Stated exercise: In the records below, find the line containing "Transcribe the text in this document.", then extract that line and all subsequent lines exactly, leaving out everything else.

Start of Data supplied

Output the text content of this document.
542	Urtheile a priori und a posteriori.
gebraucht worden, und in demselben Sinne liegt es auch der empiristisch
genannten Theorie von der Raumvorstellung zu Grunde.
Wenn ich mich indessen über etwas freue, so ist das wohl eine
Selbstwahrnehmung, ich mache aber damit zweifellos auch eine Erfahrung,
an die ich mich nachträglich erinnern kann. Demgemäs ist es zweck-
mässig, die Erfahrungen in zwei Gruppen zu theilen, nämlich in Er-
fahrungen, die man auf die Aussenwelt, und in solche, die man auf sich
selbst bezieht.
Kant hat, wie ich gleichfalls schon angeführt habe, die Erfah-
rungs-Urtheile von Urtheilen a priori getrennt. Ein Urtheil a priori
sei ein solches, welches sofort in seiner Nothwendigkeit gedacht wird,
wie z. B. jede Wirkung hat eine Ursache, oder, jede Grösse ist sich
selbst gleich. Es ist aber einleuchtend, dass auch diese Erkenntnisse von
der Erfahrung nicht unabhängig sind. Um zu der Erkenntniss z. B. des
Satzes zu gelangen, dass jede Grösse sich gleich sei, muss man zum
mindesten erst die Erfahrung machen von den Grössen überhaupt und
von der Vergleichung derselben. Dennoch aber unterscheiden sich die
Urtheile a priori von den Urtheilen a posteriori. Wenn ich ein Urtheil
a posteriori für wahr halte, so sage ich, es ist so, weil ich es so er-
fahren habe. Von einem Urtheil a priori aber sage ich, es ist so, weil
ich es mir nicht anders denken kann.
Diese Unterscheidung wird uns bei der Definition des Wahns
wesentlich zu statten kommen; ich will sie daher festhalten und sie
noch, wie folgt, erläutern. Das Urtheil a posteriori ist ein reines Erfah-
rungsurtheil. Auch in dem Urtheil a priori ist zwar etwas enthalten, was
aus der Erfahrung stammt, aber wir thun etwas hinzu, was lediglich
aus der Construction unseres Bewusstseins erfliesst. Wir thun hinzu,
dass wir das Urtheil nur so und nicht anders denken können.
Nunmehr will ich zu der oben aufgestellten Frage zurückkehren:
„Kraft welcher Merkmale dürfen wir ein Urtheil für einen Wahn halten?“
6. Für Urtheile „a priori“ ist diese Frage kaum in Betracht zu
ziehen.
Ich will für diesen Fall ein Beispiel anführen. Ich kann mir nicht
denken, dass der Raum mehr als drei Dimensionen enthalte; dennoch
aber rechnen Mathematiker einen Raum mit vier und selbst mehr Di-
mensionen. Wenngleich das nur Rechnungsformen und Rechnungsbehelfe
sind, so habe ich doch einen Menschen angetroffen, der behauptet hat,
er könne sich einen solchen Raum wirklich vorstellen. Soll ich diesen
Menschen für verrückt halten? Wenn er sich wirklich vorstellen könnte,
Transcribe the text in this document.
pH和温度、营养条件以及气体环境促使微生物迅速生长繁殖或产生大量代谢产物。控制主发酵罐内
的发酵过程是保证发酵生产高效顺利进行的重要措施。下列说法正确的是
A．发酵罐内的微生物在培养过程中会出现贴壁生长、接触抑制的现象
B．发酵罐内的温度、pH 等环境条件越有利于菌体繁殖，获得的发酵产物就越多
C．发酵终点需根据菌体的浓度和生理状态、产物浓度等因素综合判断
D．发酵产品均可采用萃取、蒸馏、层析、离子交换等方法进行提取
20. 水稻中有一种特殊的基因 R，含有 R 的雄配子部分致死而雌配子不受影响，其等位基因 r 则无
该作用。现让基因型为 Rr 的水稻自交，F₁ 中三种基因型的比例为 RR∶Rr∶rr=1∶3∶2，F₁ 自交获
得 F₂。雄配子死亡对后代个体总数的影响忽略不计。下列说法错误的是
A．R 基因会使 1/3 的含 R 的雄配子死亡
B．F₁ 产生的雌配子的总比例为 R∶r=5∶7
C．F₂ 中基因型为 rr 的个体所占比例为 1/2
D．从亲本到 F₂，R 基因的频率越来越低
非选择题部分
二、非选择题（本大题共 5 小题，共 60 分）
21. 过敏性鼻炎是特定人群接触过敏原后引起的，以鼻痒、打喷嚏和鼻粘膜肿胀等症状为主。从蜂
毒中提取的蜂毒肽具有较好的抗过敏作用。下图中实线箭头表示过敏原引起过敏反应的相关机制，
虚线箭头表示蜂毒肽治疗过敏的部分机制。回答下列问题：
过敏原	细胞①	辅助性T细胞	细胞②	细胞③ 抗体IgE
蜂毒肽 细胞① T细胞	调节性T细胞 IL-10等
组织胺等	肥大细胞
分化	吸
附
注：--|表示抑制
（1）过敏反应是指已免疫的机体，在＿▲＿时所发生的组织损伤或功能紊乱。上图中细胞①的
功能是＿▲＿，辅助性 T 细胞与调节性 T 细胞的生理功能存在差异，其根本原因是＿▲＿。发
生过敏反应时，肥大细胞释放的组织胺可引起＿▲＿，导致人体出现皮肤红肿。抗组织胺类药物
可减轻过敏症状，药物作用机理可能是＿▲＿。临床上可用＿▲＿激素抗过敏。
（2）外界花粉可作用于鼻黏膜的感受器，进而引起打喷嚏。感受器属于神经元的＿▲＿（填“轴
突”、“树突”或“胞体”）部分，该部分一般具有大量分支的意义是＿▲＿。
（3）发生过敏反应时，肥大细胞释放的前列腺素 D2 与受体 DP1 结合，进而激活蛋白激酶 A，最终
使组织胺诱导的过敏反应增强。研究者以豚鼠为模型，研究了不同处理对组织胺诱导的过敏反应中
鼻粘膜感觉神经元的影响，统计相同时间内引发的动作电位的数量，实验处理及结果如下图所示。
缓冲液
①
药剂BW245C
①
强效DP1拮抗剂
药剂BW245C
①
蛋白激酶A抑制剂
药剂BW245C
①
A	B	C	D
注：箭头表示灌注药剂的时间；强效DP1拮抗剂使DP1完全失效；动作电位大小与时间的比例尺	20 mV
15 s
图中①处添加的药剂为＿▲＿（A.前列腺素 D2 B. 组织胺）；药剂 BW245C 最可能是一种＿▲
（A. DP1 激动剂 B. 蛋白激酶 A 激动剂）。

End of Data supplied

Response to this task:
Transcribe the text in this document.
pH和温度、营养条件以及气体环境促使微生物迅速生长繁殖或产生大量代谢产物。控制主发酵罐内
的发酵过程是保证发酵生产高效顺利进行的重要措施。下列说法正确的是
A．发酵罐内的微生物在培养过程中会出现贴壁生长、接触抑制的现象
B．发酵罐内的温度、pH 等环境条件越有利于菌体繁殖，获得的发酵产物就越多
C．发酵终点需根据菌体的浓度和生理状态、产物浓度等因素综合判断
D．发酵产品均可采用萃取、蒸馏、层析、离子交换等方法进行提取
20. 水稻中有一种特殊的基因 R，含有 R 的雄配子部分致死而雌配子不受影响，其等位基因 r 则无
该作用。现让基因型为 Rr 的水稻自交，F₁ 中三种基因型的比例为 RR∶Rr∶rr=1∶3∶2，F₁ 自交获
得 F₂。雄配子死亡对后代个体总数的影响忽略不计。下列说法错误的是
A．R 基因会使 1/3 的含 R 的雄配子死亡
B．F₁ 产生的雌配子的总比例为 R∶r=5∶7
C．F₂ 中基因型为 rr 的个体所占比例为 1/2
D．从亲本到 F₂，R 基因的频率越来越低
非选择题部分
二、非选择题（本大题共 5 小题，共 60 分）
21. 过敏性鼻炎是特定人群接触过敏原后引起的，以鼻痒、打喷嚏和鼻粘膜肿胀等症状为主。从蜂
毒中提取的蜂毒肽具有较好的抗过敏作用。下图中实线箭头表示过敏原引起过敏反应的相关机制，
虚线箭头表示蜂毒肽治疗过敏的部分机制。回答下列问题：
过敏原	细胞①	辅助性T细胞	细胞②	细胞③ 抗体IgE
蜂毒肽 细胞① T细胞	调节性T细胞 IL-10等
组织胺等	肥大细胞
分化	吸
附
注：--|表示抑制
（1）过敏反应是指已免疫的机体，在＿▲＿时所发生的组织损伤或功能紊乱。上图中细胞①的
功能是＿▲＿，辅助性 T 细胞与调节性 T 细胞的生理功能存在差异，其根本原因是＿▲＿。发
生过敏反应时，肥大细胞释放的组织胺可引起＿▲＿，导致人体出现皮肤红肿。抗组织胺类药物
可减轻过敏症状，药物作用机理可能是＿▲＿。临床上可用＿▲＿激素抗过敏。
（2）外界花粉可作用于鼻黏膜的感受器，进而引起打喷嚏。感受器属于神经元的＿▲＿（填“轴
突”、“树突”或“胞体”）部分，该部分一般具有大量分支的意义是＿▲＿。
（3）发生过敏反应时，肥大细胞释放的前列腺素 D2 与受体 DP1 结合，进而激活蛋白激酶 A，最终
使组织胺诱导的过敏反应增强。研究者以豚鼠为模型，研究了不同处理对组织胺诱导的过敏反应中
鼻粘膜感觉神经元的影响，统计相同时间内引发的动作电位的数量，实验处理及结果如下图所示。
缓冲液
①
药剂BW245C
①
强效DP1拮抗剂
药剂BW245C
①
蛋白激酶A抑制剂
药剂BW245C
①
A	B	C	D
注：箭头表示灌注药剂的时间；强效DP1拮抗剂使DP1完全失效；动作电位大小与时间的比例尺	20 mV
15 s
图中①处添加的药剂为＿▲＿（A.前列腺素 D2 B. 组织胺）；药剂 BW245C 最可能是一种＿▲
（A. DP1 激动剂 B. 蛋白激酶 A 激动剂）。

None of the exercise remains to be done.